Selected text →

■ ■ ■ ■ ■ ■ ■

Most workplace conflicts don't arise from what someone does, but from what you think it means.

We interpret constantly

At work, we read behaviour as if it contains a message. Someone who doesn't smile is angry. Someone who answers briefly is uninterested. Someone who eats alone is antisocial. But those interpretations are based on neurotypical social codes — and those don't apply to everyone. What you see isn't always what's there.

What you think

She's uninterested — she never asks about my weekend

What's happening

Small talk is learned behaviour that costs energy. Not asking about your weekend doesn't mean your colleague doesn't care. They might show involvement in other ways: helping with a project, remembering how you take your coffee, or noticing when you seem off.

What you think

He's rude — he just says exactly what he thinks to your face

What's happening

Directness is the default communication style for many autistic people. There's no ill intent behind it. Your colleague says exactly what they mean, without wrapping it up. It feels uncomfortable if you're used to indirect communication, but it's actually more efficient and honest.

What you think

She's antisocial — she always eats alone

What's happening

Lunch is recovery time, not another social event. After a morning full of stimuli and conversations, eating alone isn't a choice against you, but a choice for themselves. The energy they save at lunch, they use in the afternoon to work productively with you.

What you think

He's difficult — he always wants everything exactly by the rules

What's happening

Structure isn't rigidity, it's a coping mechanism. Rules and agreements provide predictability in a world that can be overwhelming. When your colleague asks for clarity about deadlines or procedures, that's not being difficult — that's making sure the work gets done well.

What you think

She has no sense of humour

What's happening

Sarcasm and ambiguous jokes are often taken literally. That doesn't mean your colleague has no humour — autistic humour can be unexpectedly sharp and dry. The difference is in the type, not the ability.

What you think

He's inflexible — he gets thrown off by changes

What's happening

Change requires extra processing time. Not because your colleague can't handle it, but because every modification means the mental model needs to be rebuilt. Give advance notice, explain why something is changing, and allow time to adjust.

When in doubt: ask

Instead of interpreting, you can just ask. "I noticed your reply was brief — is everything okay?" is better than spending three days thinking someone is mad at you. Direct communication works both ways. Your autistic colleague will probably appreciate it.

■ ■ ■ ■ ■ ■ ■

Data excerpt →

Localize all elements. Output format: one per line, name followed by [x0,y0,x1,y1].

■ ■ ■ ■ ■ ■ ■

What this exercise asks →
a: Check each statement against the text on workplace misreadings and mark it yes or no, quoting the exact words of the text that decide it. (i) Eating alone at lunch is a choice against colleagues. (ii) Directness is the default communication style for many autistic people. (iii) Autistic people lack the ability to be humorous.
b: Set down, word for word, the passage of the text on workplace misreadings that opens with the words "Change requires extra" and closes with "time to adjust.".
c: What three steps does the text on workplace misreadings recommend when something is changing?

Exercise results →
a:
(i) No: "eating alone isn't a choice against you, but a choice for themselves."
(ii) Yes: "Directness is the default communication style for many autistic people."
(iii) No: "The difference is in the type, not the ability."

b:
Change requires extra processing time. Not because your colleague can't handle it, but because every modification means the mental model needs to be rebuilt. Give advance notice, explain why something is changing, and allow time to adjust.

c: Give advance notice, explain why something is changing, and allow time to adjust.